Retype the records below exactly as they appear.

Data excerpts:
-.-.-

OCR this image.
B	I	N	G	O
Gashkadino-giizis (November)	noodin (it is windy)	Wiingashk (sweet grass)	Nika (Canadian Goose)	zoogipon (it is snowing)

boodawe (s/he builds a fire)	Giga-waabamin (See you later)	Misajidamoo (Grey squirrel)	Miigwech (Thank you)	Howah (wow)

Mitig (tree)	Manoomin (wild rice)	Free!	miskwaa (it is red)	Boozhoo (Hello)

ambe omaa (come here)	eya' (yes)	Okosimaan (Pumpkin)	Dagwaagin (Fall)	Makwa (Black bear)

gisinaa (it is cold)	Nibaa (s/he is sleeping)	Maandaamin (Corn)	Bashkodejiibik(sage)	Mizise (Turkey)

-.-.-

### EXERCISE RESULT
OCR this image.
B	I	N	G	O
Gashkadino-giizis (November)	noodin (it is windy)	Wiingashk (sweet grass)	Nika (Canadian Goose)	zoogipon (it is snowing)

boodawe (s/he builds a fire)	Giga-waabamin (See you later)	Misajidamoo (Grey squirrel)	Miigwech (Thank you)	Howah (wow)

Mitig (tree)	Manoomin (wild rice)	Free!	miskwaa (it is red)	Boozhoo (Hello)

ambe omaa (come here)	eya' (yes)	Okosimaan (Pumpkin)	Dagwaagin (Fall)	Makwa (Black bear)

gisinaa (it is cold)	Nibaa (s/he is sleeping)	Maandaamin (Corn)	Bashkodejiibik(sage)	Mizise (Turkey)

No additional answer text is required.